§ DIRECTIONS
Every line of the material below must be repeated exactly.

§ RECORDED DATA

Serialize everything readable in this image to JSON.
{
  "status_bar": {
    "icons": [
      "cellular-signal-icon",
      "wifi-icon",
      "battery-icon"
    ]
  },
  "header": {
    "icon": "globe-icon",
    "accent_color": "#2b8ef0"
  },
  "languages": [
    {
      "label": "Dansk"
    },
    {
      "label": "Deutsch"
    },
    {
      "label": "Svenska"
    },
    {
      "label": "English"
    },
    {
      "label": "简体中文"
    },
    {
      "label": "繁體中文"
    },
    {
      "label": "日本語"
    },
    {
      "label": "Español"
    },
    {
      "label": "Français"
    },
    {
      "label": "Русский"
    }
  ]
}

§ FULL SOLUTION
Serialize everything readable in this image to JSON.
{
  "status_bar": {
    "icons": [
      "cellular-signal-icon",
      "wifi-icon",
      "battery-icon"
    ]
  },
  "header": {
    "icon": "globe-icon",
    "accent_color": "#2b8ef0"
  },
  "languages": [
    {
      "label": "Dansk"
    },
    {
      "label": "Deutsch"
    },
    {
      "label": "Svenska"
    },
    {
      "label": "English"
    },
    {
      "label": "简体中文"
    },
    {
      "label": "繁體中文"
    },
    {
      "label": "日本語"
    },
    {
      "label": "Español"
    },
    {
      "label": "Français"
    },
    {
      "label": "Русский"
    }
  ]
}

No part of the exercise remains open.